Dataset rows

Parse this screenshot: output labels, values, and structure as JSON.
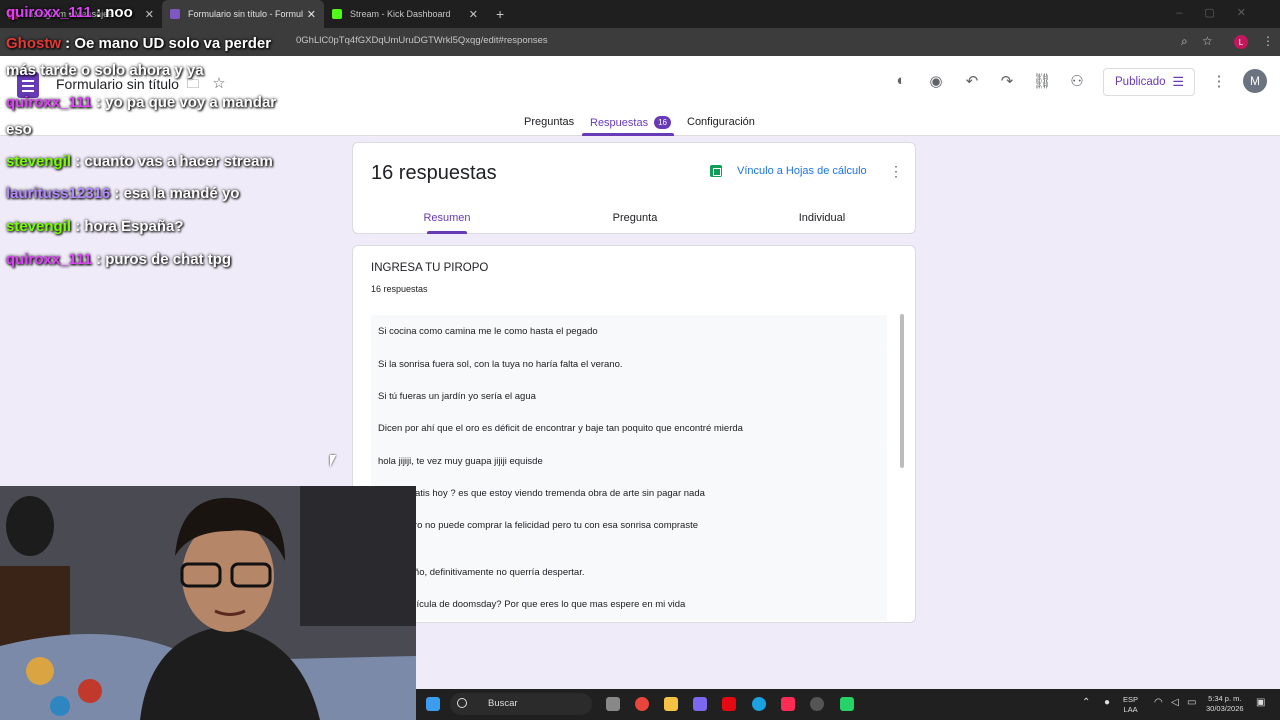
{
  "browser": {
    "tabs": [
      {
        "title": "Instagram • Mensajes"
      },
      {
        "title": "Formulario sin título - Formular"
      },
      {
        "title": "Stream - Kick Dashboard"
      }
    ],
    "url": "0GhLlC0pTq4fGXDqUmUruDGTWrkl5Qxqg/edit#responses",
    "profile_initial": "L"
  },
  "form": {
    "title": "Formulario sin título",
    "publish_label": "Publicado",
    "avatar_initial": "M",
    "nav": {
      "preguntas": "Preguntas",
      "respuestas": "Respuestas",
      "respuestas_count": "16",
      "configuracion": "Configuración"
    },
    "responses_title": "16 respuestas",
    "sheets_link": "Vínculo a Hojas de cálculo",
    "subtabs": {
      "resumen": "Resumen",
      "pregunta": "Pregunta",
      "individual": "Individual"
    },
    "question": {
      "title": "INGRESA TU PIROPO",
      "count": "16 respuestas",
      "answers": [
        "Si cocina como camina me le como hasta el pegado",
        "Si la sonrisa fuera sol, con la tuya no haría falta el verano.",
        "Si tú fueras un jardín yo sería el agua",
        "Dicen por ahí que el oro es déficit de encontrar y baje tan poquito que encontré mierda",
        "hola jijiji, te vez muy guapa jijiji equisde",
        "o esta gratis hoy ? es que estoy viendo tremenda obra de arte sin pagar nada",
        "e el dinero no puede comprar la felicidad pero tu con esa sonrisa compraste\non",
        "s un sueño, definitivamente no querría despertar.",
        "res la película de doomsday? Por que eres lo que mas espere en mi vida"
      ]
    }
  },
  "chat": [
    {
      "user": "quiroxx_111",
      "msg": ": noo",
      "color": "#e040fb"
    },
    {
      "user": "Ghostw",
      "msg": ": Oe mano UD solo va perder",
      "color": "#e53935"
    },
    {
      "user": "",
      "msg": "más tarde o solo ahora y ya",
      "color": "#ffffff"
    },
    {
      "user": "quiroxx_111",
      "msg": ": yo pa que voy a mandar",
      "color": "#e040fb"
    },
    {
      "user": "",
      "msg": "eso",
      "color": "#ffffff"
    },
    {
      "user": "stevengil",
      "msg": ": cuanto vas a hacer stream",
      "color": "#76ff03"
    },
    {
      "user": "laurituss12316",
      "msg": ": esa la mandé yo",
      "color": "#b388ff"
    },
    {
      "user": "stevengil",
      "msg": ": hora España?",
      "color": "#76ff03"
    },
    {
      "user": "quiroxx_111",
      "msg": ": puros de chat tpg",
      "color": "#e040fb"
    }
  ],
  "taskbar": {
    "search_placeholder": "Buscar",
    "lang": "ESP",
    "layout": "LAA",
    "time": "5:34 p. m.",
    "date": "30/03/2026"
  }
}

- _AIM OF THE TASK_:
Reproduce the records above exactly, leaving out every picture they contain.

- _COMPLETED EXERCISE_:
Parse this screenshot: output labels, values, and structure as JSON.
{
  "browser": {
    "tabs": [
      {
        "title": "Instagram • Mensajes"
      },
      {
        "title": "Formulario sin título - Formular"
      },
      {
        "title": "Stream - Kick Dashboard"
      }
    ],
    "url": "0GhLlC0pTq4fGXDqUmUruDGTWrkl5Qxqg/edit#responses",
    "profile_initial": "L"
  },
  "form": {
    "title": "Formulario sin título",
    "publish_label": "Publicado",
    "avatar_initial": "M",
    "nav": {
      "preguntas": "Preguntas",
      "respuestas": "Respuestas",
      "respuestas_count": "16",
      "configuracion": "Configuración"
    },
    "responses_title": "16 respuestas",
    "sheets_link": "Vínculo a Hojas de cálculo",
    "subtabs": {
      "resumen": "Resumen",
      "pregunta": "Pregunta",
      "individual": "Individual"
    },
    "question": {
      "title": "INGRESA TU PIROPO",
      "count": "16 respuestas",
      "answers": [
        "Si cocina como camina me le como hasta el pegado",
        "Si la sonrisa fuera sol, con la tuya no haría falta el verano.",
        "Si tú fueras un jardín yo sería el agua",
        "Dicen por ahí que el oro es déficit de encontrar y baje tan poquito que encontré mierda",
        "hola jijiji, te vez muy guapa jijiji equisde",
        "o esta gratis hoy ? es que estoy viendo tremenda obra de arte sin pagar nada",
        "e el dinero no puede comprar la felicidad pero tu con esa sonrisa compraste\non",
        "s un sueño, definitivamente no querría despertar.",
        "res la película de doomsday? Por que eres lo que mas espere en mi vida"
      ]
    }
  },
  "chat": [
    {
      "user": "quiroxx_111",
      "msg": ": noo",
      "color": "#e040fb"
    },
    {
      "user": "Ghostw",
      "msg": ": Oe mano UD solo va perder",
      "color": "#e53935"
    },
    {
      "user": "",
      "msg": "más tarde o solo ahora y ya",
      "color": "#ffffff"
    },
    {
      "user": "quiroxx_111",
      "msg": ": yo pa que voy a mandar",
      "color": "#e040fb"
    },
    {
      "user": "",
      "msg": "eso",
      "color": "#ffffff"
    },
    {
      "user": "stevengil",
      "msg": ": cuanto vas a hacer stream",
      "color": "#76ff03"
    },
    {
      "user": "laurituss12316",
      "msg": ": esa la mandé yo",
      "color": "#b388ff"
    },
    {
      "user": "stevengil",
      "msg": ": hora España?",
      "color": "#76ff03"
    },
    {
      "user": "quiroxx_111",
      "msg": ": puros de chat tpg",
      "color": "#e040fb"
    }
  ],
  "taskbar": {
    "search_placeholder": "Buscar",
    "lang": "ESP",
    "layout": "LAA",
    "time": "5:34 p. m.",
    "date": "30/03/2026"
  }
}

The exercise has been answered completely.